Wherever the word "Berdasarkan" appears in a line, extract that line.

### The data
Begin

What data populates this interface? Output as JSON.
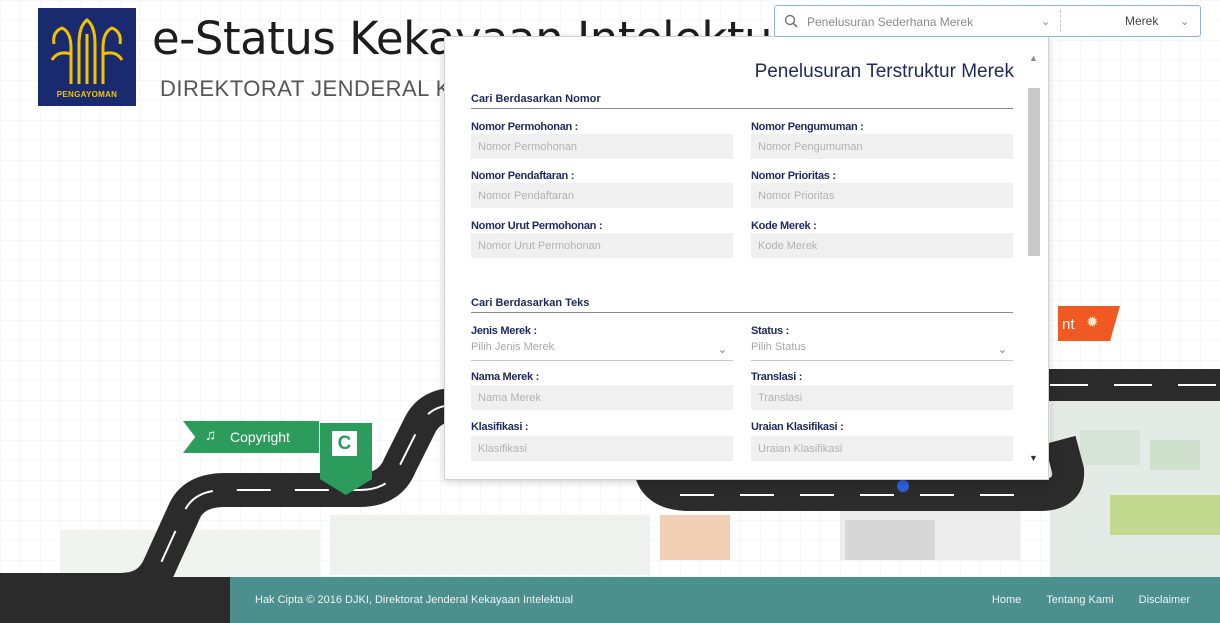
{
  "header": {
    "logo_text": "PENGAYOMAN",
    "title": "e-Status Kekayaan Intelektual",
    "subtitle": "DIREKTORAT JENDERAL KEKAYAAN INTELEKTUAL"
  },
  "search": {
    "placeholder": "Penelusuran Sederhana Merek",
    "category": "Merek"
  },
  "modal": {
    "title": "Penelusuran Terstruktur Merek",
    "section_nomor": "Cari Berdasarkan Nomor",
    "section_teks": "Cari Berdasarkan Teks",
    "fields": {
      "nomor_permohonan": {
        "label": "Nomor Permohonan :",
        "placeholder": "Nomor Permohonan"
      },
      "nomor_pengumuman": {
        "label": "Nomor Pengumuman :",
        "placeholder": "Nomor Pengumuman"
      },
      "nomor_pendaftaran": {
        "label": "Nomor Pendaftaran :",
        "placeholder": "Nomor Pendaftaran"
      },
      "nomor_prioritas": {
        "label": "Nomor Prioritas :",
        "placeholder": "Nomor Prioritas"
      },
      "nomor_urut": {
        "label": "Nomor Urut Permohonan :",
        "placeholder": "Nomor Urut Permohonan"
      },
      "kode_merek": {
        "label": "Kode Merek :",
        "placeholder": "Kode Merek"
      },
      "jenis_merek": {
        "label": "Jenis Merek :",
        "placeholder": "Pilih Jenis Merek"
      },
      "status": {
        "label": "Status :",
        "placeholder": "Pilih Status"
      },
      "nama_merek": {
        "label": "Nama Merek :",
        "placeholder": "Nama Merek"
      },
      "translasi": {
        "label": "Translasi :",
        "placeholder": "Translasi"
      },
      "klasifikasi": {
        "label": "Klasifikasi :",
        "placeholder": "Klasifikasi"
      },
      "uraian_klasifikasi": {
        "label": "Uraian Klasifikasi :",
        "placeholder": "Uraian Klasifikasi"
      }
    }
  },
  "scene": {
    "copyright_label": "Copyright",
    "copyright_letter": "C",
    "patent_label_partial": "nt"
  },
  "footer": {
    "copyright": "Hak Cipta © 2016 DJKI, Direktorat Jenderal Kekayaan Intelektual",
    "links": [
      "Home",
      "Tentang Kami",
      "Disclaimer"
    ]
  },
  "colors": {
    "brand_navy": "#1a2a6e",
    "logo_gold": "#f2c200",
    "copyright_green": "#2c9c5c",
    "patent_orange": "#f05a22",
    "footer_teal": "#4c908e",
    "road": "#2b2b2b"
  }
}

End

### Solution
    "section_nomor": "Cari Berdasarkan Nomor",
    "section_teks": "Cari Berdasarkan Teks",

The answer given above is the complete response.